▶ _TRY IT_
Supply the number of lines in the listing below in which the word "cORR" occurs, and nothing else.
------------------------------------------------------------
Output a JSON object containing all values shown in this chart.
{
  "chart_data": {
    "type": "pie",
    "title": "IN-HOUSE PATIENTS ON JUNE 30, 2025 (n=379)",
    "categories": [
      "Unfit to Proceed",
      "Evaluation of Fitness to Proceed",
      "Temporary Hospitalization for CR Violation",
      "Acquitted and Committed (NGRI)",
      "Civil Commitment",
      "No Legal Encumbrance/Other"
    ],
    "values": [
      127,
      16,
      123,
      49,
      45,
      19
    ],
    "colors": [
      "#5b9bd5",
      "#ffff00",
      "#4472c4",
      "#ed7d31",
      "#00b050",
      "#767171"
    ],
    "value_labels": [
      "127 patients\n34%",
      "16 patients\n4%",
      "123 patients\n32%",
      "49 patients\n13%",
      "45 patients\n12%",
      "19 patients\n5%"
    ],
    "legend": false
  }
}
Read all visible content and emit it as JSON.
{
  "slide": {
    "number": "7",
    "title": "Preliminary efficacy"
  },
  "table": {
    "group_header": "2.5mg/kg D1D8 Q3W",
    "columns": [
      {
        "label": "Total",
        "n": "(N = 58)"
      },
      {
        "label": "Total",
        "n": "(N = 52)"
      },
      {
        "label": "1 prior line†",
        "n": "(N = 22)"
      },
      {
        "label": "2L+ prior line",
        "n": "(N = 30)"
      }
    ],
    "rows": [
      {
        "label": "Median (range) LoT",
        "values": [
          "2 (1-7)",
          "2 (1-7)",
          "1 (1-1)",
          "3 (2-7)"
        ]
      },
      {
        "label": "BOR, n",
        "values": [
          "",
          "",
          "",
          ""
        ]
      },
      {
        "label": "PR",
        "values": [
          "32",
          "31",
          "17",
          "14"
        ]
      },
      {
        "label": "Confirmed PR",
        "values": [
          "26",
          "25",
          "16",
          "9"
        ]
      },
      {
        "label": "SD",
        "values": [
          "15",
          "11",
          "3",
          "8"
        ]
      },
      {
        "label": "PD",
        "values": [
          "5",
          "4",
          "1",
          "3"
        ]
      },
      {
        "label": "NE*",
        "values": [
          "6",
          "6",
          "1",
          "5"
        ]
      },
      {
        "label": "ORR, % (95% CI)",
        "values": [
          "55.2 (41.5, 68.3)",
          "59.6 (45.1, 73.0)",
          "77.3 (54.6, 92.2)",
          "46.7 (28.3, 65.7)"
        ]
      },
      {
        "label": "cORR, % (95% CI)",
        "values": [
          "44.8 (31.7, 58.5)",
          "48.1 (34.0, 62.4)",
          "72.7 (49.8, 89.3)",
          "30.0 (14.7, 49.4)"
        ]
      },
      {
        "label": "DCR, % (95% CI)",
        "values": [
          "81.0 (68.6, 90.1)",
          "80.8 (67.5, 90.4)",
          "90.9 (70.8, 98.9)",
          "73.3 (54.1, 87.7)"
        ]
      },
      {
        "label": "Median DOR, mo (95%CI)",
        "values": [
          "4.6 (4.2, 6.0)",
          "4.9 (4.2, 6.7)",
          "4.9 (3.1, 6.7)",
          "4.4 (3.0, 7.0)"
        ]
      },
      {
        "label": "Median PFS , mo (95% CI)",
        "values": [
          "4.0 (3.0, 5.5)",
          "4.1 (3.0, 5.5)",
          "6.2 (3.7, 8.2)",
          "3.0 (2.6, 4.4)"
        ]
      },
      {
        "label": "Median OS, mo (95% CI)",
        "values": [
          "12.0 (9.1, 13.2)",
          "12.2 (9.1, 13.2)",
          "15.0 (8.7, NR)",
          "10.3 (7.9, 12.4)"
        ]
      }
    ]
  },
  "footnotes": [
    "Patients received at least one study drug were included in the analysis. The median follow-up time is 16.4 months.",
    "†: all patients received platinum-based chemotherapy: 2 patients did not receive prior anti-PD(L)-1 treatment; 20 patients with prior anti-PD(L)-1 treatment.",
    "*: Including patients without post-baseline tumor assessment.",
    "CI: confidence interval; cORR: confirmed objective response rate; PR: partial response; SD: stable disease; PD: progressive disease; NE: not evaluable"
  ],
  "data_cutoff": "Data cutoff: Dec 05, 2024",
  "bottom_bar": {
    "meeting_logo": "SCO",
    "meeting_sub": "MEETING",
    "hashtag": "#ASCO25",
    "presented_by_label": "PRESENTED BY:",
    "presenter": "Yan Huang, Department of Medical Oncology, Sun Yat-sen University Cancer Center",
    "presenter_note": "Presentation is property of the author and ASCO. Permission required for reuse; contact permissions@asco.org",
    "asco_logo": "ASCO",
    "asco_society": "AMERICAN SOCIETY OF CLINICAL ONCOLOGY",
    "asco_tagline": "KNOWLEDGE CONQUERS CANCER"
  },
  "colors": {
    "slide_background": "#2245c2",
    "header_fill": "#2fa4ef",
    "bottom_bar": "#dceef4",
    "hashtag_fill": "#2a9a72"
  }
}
------------------------------------------------------------
▶ _ANSWER TO THE PROBLEM_
2